### RECORDS FOR THIS EXERCISE
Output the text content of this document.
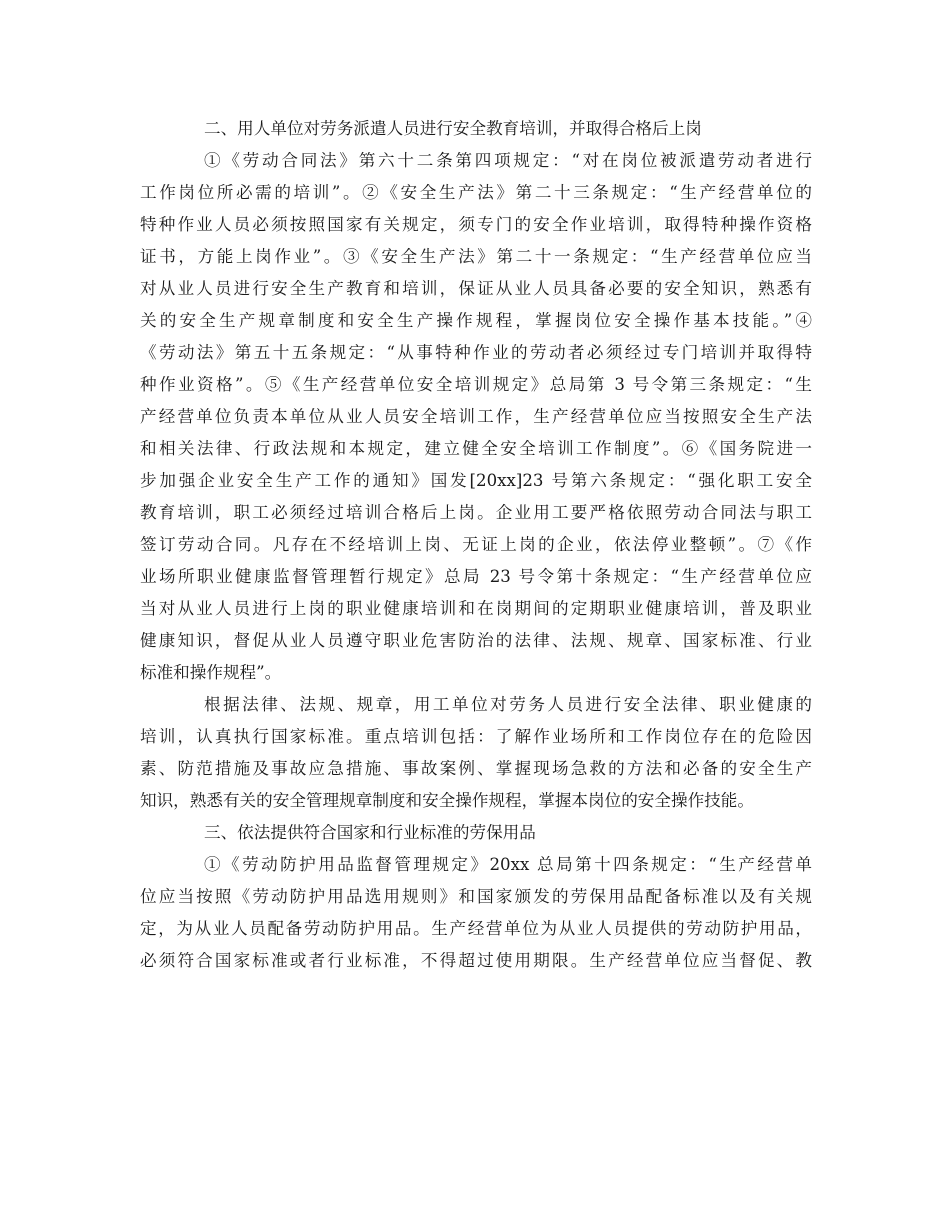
二、用人单位对劳务派遣人员进行安全教育培训，并取得合格后上岗

①《劳动合同法》第六十二条第四项规定：“对在岗位被派遣劳动者进行
工作岗位所必需的培训”。②《安全生产法》第二十三条规定：“生产经营单位的
特种作业人员必须按照国家有关规定，须专门的安全作业培训，取得特种操作资格
证书，方能上岗作业”。③《安全生产法》第二十一条规定：“生产经营单位应当
对从业人员进行安全生产教育和培训，保证从业人员具备必要的安全知识，熟悉有
关的安全生产规章制度和安全生产操作规程，掌握岗位安全操作基本技能。”④
《劳动法》第五十五条规定：“从事特种作业的劳动者必须经过专门培训并取得特
种作业资格”。⑤《生产经营单位安全培训规定》总局第 3 号令第三条规定：“生
产经营单位负责本单位从业人员安全培训工作，生产经营单位应当按照安全生产法
和相关法律、行政法规和本规定，建立健全安全培训工作制度”。⑥《国务院进一
步加强企业安全生产工作的通知》国发[20xx]23 号第六条规定：“强化职工安全
教育培训，职工必须经过培训合格后上岗。企业用工要严格依照劳动合同法与职工
签订劳动合同。凡存在不经培训上岗、无证上岗的企业，依法停业整顿”。⑦《作
业场所职业健康监督管理暂行规定》总局 23 号令第十条规定：“生产经营单位应
当对从业人员进行上岗的职业健康培训和在岗期间的定期职业健康培训，普及职业
健康知识，督促从业人员遵守职业危害防治的法律、法规、规章、国家标准、行业
标准和操作规程”。
根据法律、法规、规章，用工单位对劳务人员进行安全法律、职业健康的
培训，认真执行国家标准。重点培训包括：了解作业场所和工作岗位存在的危险因
素、防范措施及事故应急措施、事故案例、掌握现场急救的方法和必备的安全生产
知识，熟悉有关的安全管理规章制度和安全操作规程，掌握本岗位的安全操作技能。

三、依法提供符合国家和行业标准的劳保用品

①《劳动防护用品监督管理规定》20xx 总局第十四条规定：“生产经营单
位应当按照《劳动防护用品选用规则》和国家颁发的劳保用品配备标准以及有关规
定，为从业人员配备劳动防护用品。生产经营单位为从业人员提供的劳动防护用品，
必须符合国家标准或者行业标准，不得超过使用期限。生产经营单位应当督促、教
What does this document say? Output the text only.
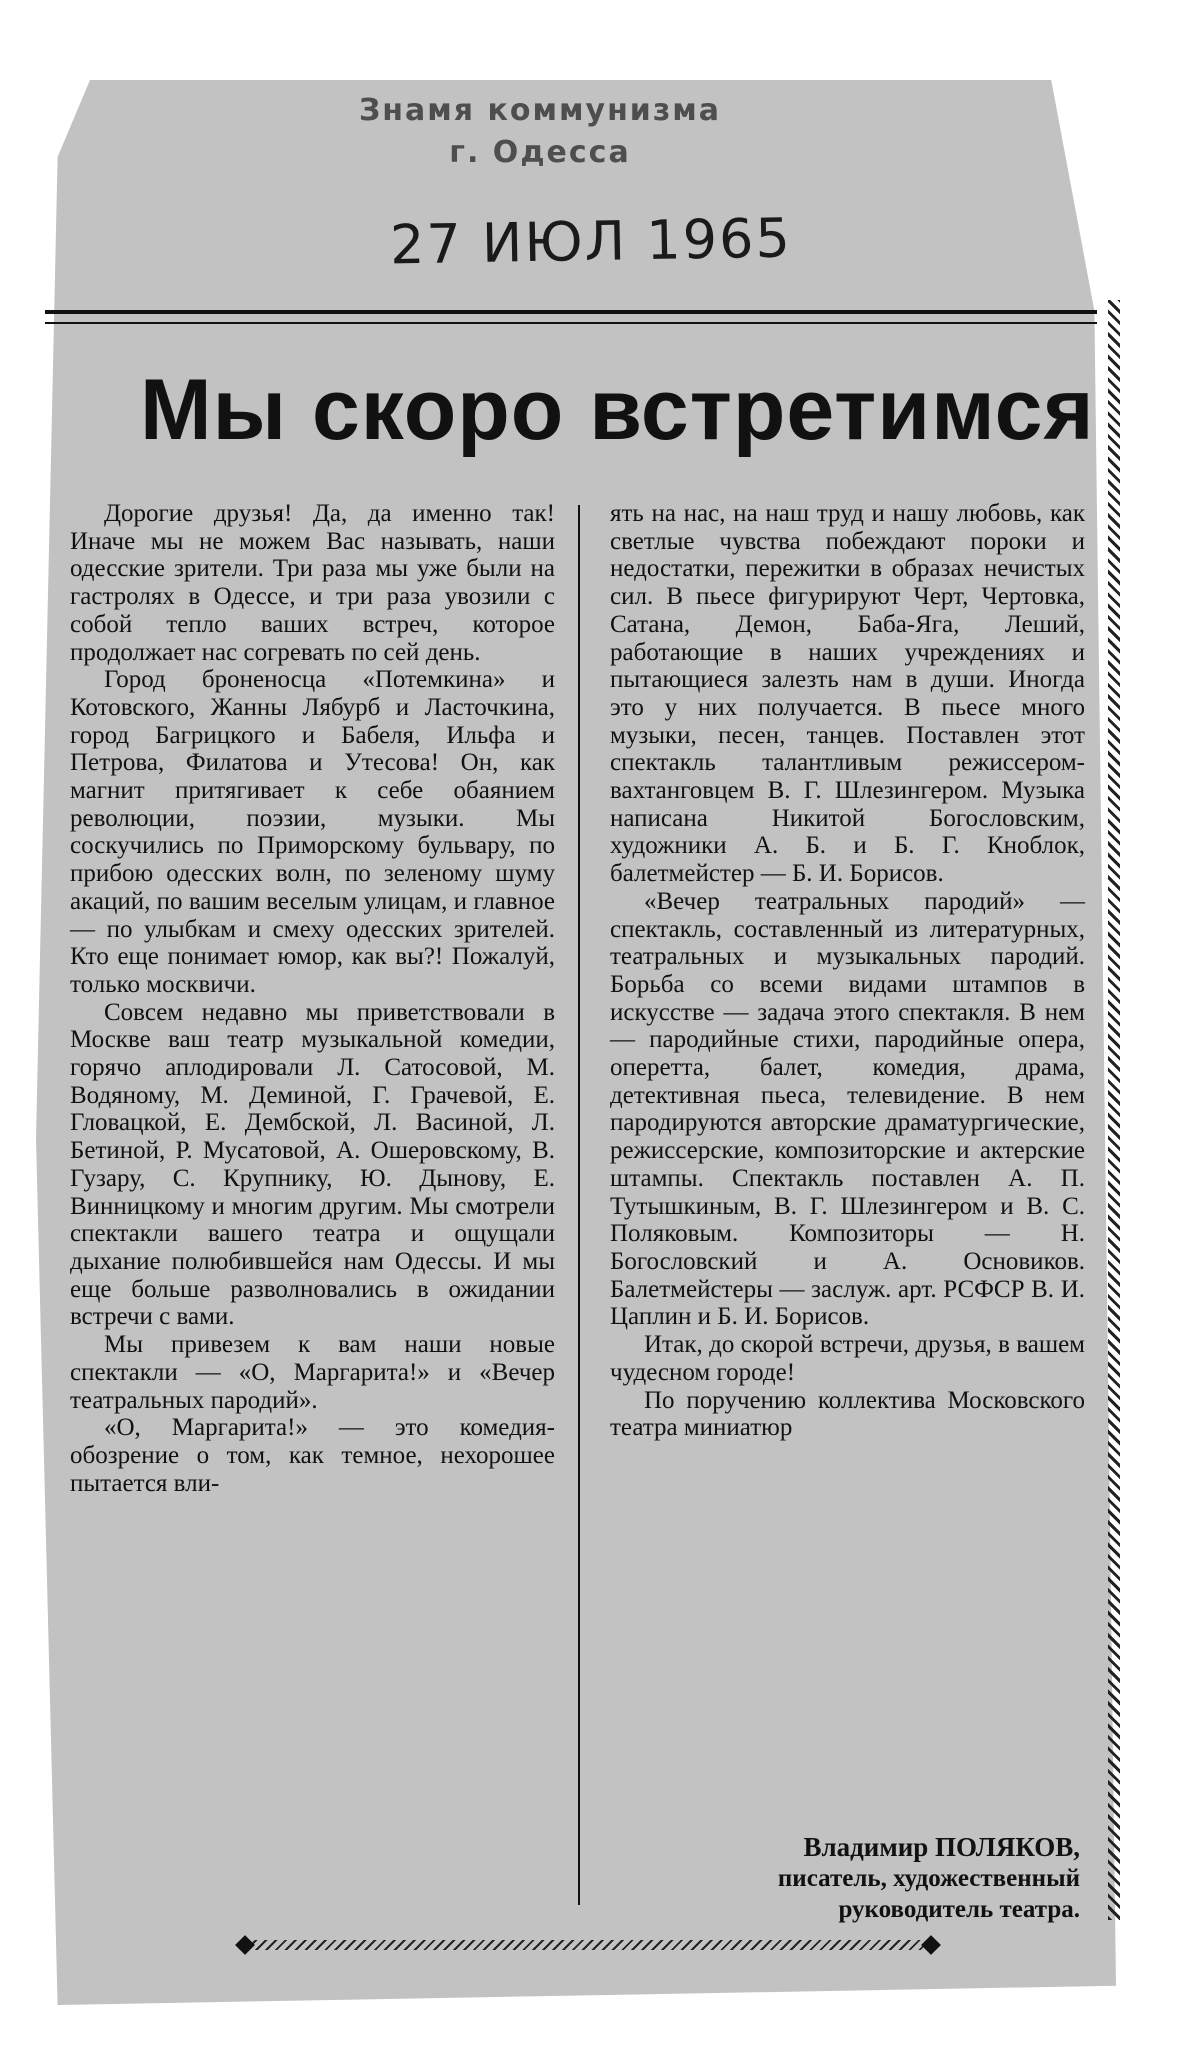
Знамя коммунизма
г. Одесса
27 ИЮЛ 1965
Мы скоро встретимся

Дорогие друзья! Да, да именно так! Иначе мы не можем Вас называть, наши одесские зрители. Три раза мы уже были на гастролях в Одессе, и три раза увозили с собой тепло ваших встреч, которое продолжает нас согревать по сей день.

Город броненосца «Потемкина» и Котовского, Жанны Лябурб и Ласточкина, город Багрицкого и Бабеля, Ильфа и Петрова, Филатова и Утесова! Он, как магнит притягивает к себе обаянием революции, поэзии, музыки. Мы соскучились по Приморскому бульвару, по прибою одесских волн, по зеленому шуму акаций, по вашим веселым улицам, и главное — по улыбкам и смеху одесских зрителей. Кто еще понимает юмор, как вы?! Пожалуй, только москвичи.

Совсем недавно мы приветствовали в Москве ваш театр музыкальной комедии, горячо аплодировали Л. Сатосовой, М. Водяному, М. Деминой, Г. Грачевой, Е. Гловацкой, Е. Дембской, Л. Васиной, Л. Бетиной, Р. Мусатовой, А. Ошеровскому, В. Гузару, С. Крупнику, Ю. Дынову, Е. Винницкому и многим другим. Мы смотрели спектакли вашего театра и ощущали дыхание полюбившейся нам Одессы. И мы еще больше разволновались в ожидании встречи с вами.

Мы привезем к вам наши новые спектакли — «О, Маргарита!» и «Вечер театральных пародий».

«О, Маргарита!» — это комедия-обозрение о том, как темное, нехорошее пытается вли-

ять на нас, на наш труд и нашу любовь, как светлые чувства побеждают пороки и недостатки, пережитки в образах нечистых сил. В пьесе фигурируют Черт, Чертовка, Сатана, Демон, Баба-Яга, Леший, работающие в наших учреждениях и пытающиеся залезть нам в души. Иногда это у них получается. В пьесе много музыки, песен, танцев. Поставлен этот спектакль талантливым режиссером-вахтанговцем В. Г. Шлезингером. Музыка написана Никитой Богословским, художники А. Б. и Б. Г. Кноблок, балетмейстер — Б. И. Борисов.

«Вечер театральных пародий» — спектакль, составленный из литературных, театральных и музыкальных пародий. Борьба со всеми видами штампов в искусстве — задача этого спектакля. В нем — пародийные стихи, пародийные опера, оперетта, балет, комедия, драма, детективная пьеса, телевидение. В нем пародируются авторские драматургические, режиссерские, композиторские и актерские штампы. Спектакль поставлен А. П. Тутышкиным, В. Г. Шлезингером и В. С. Поляковым. Композиторы — Н. Богословский и А. Основиков. Балетмейстеры — заслуж. арт. РСФСР В. И. Цаплин и Б. И. Борисов.

Итак, до скорой встречи, друзья, в вашем чудесном городе!

По поручению коллектива Московского театра миниатюр

Владимир ПОЛЯКОВ,
писатель, художественный
руководитель театра.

### DIRECTIONS
Leave out the pictures and copy everything else in the records word for word.

### WORKED ANSWER
Output the text content of this document.
二、用人单位对劳务派遣人员进行安全教育培训，并取得合格后上岗

①《劳动合同法》第六十二条第四项规定：“对在岗位被派遣劳动者进行
工作岗位所必需的培训”。②《安全生产法》第二十三条规定：“生产经营单位的
特种作业人员必须按照国家有关规定，须专门的安全作业培训，取得特种操作资格
证书，方能上岗作业”。③《安全生产法》第二十一条规定：“生产经营单位应当
对从业人员进行安全生产教育和培训，保证从业人员具备必要的安全知识，熟悉有
关的安全生产规章制度和安全生产操作规程，掌握岗位安全操作基本技能。”④
《劳动法》第五十五条规定：“从事特种作业的劳动者必须经过专门培训并取得特
种作业资格”。⑤《生产经营单位安全培训规定》总局第 3 号令第三条规定：“生
产经营单位负责本单位从业人员安全培训工作，生产经营单位应当按照安全生产法
和相关法律、行政法规和本规定，建立健全安全培训工作制度”。⑥《国务院进一
步加强企业安全生产工作的通知》国发[20xx]23 号第六条规定：“强化职工安全
教育培训，职工必须经过培训合格后上岗。企业用工要严格依照劳动合同法与职工
签订劳动合同。凡存在不经培训上岗、无证上岗的企业，依法停业整顿”。⑦《作
业场所职业健康监督管理暂行规定》总局 23 号令第十条规定：“生产经营单位应
当对从业人员进行上岗的职业健康培训和在岗期间的定期职业健康培训，普及职业
健康知识，督促从业人员遵守职业危害防治的法律、法规、规章、国家标准、行业
标准和操作规程”。
根据法律、法规、规章，用工单位对劳务人员进行安全法律、职业健康的
培训，认真执行国家标准。重点培训包括：了解作业场所和工作岗位存在的危险因
素、防范措施及事故应急措施、事故案例、掌握现场急救的方法和必备的安全生产
知识，熟悉有关的安全管理规章制度和安全操作规程，掌握本岗位的安全操作技能。

三、依法提供符合国家和行业标准的劳保用品

①《劳动防护用品监督管理规定》20xx 总局第十四条规定：“生产经营单
位应当按照《劳动防护用品选用规则》和国家颁发的劳保用品配备标准以及有关规
定，为从业人员配备劳动防护用品。生产经营单位为从业人员提供的劳动防护用品，
必须符合国家标准或者行业标准，不得超过使用期限。生产经营单位应当督促、教
What does this document say? Output the text only.
Знамя коммунизма
г. Одесса
27 ИЮЛ 1965
Мы скоро встретимся

Дорогие друзья! Да, да именно так! Иначе мы не можем Вас называть, наши одесские зрители. Три раза мы уже были на гастролях в Одессе, и три раза увозили с собой тепло ваших встреч, которое продолжает нас согревать по сей день.

Город броненосца «Потемкина» и Котовского, Жанны Лябурб и Ласточкина, город Багрицкого и Бабеля, Ильфа и Петрова, Филатова и Утесова! Он, как магнит притягивает к себе обаянием революции, поэзии, музыки. Мы соскучились по Приморскому бульвару, по прибою одесских волн, по зеленому шуму акаций, по вашим веселым улицам, и главное — по улыбкам и смеху одесских зрителей. Кто еще понимает юмор, как вы?! Пожалуй, только москвичи.

Совсем недавно мы приветствовали в Москве ваш театр музыкальной комедии, горячо аплодировали Л. Сатосовой, М. Водяному, М. Деминой, Г. Грачевой, Е. Гловацкой, Е. Дембской, Л. Васиной, Л. Бетиной, Р. Мусатовой, А. Ошеровскому, В. Гузару, С. Крупнику, Ю. Дынову, Е. Винницкому и многим другим. Мы смотрели спектакли вашего театра и ощущали дыхание полюбившейся нам Одессы. И мы еще больше разволновались в ожидании встречи с вами.

Мы привезем к вам наши новые спектакли — «О, Маргарита!» и «Вечер театральных пародий».

«О, Маргарита!» — это комедия-обозрение о том, как темное, нехорошее пытается вли-

ять на нас, на наш труд и нашу любовь, как светлые чувства побеждают пороки и недостатки, пережитки в образах нечистых сил. В пьесе фигурируют Черт, Чертовка, Сатана, Демон, Баба-Яга, Леший, работающие в наших учреждениях и пытающиеся залезть нам в души. Иногда это у них получается. В пьесе много музыки, песен, танцев. Поставлен этот спектакль талантливым режиссером-вахтанговцем В. Г. Шлезингером. Музыка написана Никитой Богословским, художники А. Б. и Б. Г. Кноблок, балетмейстер — Б. И. Борисов.

«Вечер театральных пародий» — спектакль, составленный из литературных, театральных и музыкальных пародий. Борьба со всеми видами штампов в искусстве — задача этого спектакля. В нем — пародийные стихи, пародийные опера, оперетта, балет, комедия, драма, детективная пьеса, телевидение. В нем пародируются авторские драматургические, режиссерские, композиторские и актерские штампы. Спектакль поставлен А. П. Тутышкиным, В. Г. Шлезингером и В. С. Поляковым. Композиторы — Н. Богословский и А. Основиков. Балетмейстеры — заслуж. арт. РСФСР В. И. Цаплин и Б. И. Борисов.

Итак, до скорой встречи, друзья, в вашем чудесном городе!

По поручению коллектива Московского театра миниатюр

Владимир ПОЛЯКОВ,
писатель, художественный
руководитель театра.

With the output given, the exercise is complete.